* WHAT IS BEING ASKED
Check every line below for the word "topped" and show those that hold it.

[START INFORMATION PROVIDED]

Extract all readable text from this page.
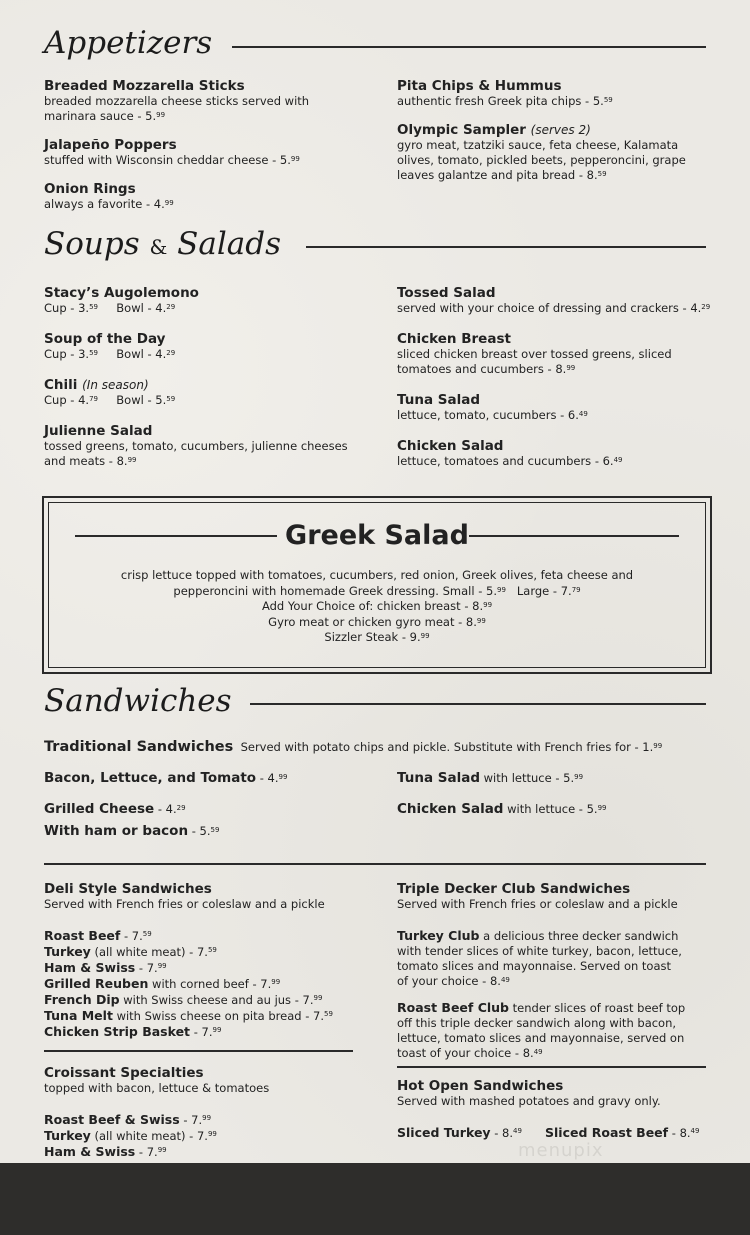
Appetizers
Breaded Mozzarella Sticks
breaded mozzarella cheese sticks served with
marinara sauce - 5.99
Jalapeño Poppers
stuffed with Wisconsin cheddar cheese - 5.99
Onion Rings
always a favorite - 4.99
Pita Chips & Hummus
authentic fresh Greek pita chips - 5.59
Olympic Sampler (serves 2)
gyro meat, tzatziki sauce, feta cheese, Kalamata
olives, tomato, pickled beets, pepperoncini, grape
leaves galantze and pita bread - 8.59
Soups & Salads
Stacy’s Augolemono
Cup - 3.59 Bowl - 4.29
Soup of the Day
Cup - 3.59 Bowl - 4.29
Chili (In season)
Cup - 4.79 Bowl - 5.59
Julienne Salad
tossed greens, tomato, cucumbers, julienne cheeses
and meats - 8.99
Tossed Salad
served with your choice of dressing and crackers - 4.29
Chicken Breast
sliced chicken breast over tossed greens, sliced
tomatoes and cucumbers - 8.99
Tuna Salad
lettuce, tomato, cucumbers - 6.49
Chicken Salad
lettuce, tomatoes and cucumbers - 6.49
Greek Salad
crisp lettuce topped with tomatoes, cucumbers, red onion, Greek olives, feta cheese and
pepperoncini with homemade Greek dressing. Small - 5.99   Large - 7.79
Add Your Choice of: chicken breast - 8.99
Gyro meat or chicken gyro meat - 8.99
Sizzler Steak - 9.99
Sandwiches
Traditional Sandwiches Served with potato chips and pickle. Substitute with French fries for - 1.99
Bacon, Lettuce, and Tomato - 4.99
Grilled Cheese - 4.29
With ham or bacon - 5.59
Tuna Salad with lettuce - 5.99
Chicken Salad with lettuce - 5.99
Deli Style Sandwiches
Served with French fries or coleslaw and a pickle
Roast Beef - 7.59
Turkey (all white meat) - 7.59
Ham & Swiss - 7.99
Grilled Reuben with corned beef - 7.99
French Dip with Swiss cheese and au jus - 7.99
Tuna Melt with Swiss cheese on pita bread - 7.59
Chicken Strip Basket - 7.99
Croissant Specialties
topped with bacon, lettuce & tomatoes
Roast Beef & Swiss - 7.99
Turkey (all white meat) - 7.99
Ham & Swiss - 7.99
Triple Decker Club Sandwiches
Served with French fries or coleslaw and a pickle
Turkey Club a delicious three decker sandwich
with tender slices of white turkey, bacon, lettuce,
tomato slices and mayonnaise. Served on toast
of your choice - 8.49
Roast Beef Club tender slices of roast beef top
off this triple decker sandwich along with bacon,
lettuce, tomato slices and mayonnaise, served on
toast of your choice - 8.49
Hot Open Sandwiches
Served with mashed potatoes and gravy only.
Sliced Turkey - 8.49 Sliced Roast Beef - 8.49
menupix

[END INFORMATION PROVIDED]
[START INFORMATION PROVIDED]

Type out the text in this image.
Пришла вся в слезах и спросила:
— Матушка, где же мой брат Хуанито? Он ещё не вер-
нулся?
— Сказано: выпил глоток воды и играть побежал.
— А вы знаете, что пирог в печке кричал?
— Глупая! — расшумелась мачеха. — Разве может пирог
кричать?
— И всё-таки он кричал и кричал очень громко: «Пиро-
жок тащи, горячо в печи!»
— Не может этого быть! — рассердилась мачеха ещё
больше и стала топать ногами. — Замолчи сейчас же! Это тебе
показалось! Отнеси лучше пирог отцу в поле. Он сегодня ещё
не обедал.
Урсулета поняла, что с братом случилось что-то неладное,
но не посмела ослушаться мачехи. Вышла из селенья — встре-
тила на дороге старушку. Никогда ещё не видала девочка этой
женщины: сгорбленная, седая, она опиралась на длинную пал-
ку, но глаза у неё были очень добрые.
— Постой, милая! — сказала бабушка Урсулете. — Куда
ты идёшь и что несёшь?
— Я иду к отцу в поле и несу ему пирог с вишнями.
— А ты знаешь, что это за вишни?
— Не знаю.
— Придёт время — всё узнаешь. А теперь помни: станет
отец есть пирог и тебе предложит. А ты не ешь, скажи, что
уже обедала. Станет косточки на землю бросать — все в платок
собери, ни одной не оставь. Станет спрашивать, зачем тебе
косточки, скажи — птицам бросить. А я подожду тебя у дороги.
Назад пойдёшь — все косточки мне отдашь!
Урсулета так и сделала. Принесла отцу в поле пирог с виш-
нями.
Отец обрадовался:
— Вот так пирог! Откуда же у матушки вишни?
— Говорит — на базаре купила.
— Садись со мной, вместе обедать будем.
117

[END INFORMATION PROVIDED]

* RESPONSE BELOW
crisp lettuce topped with tomatoes, cucumbers, red onion, Greek olives, feta cheese and
topped with bacon, lettuce & tomatoes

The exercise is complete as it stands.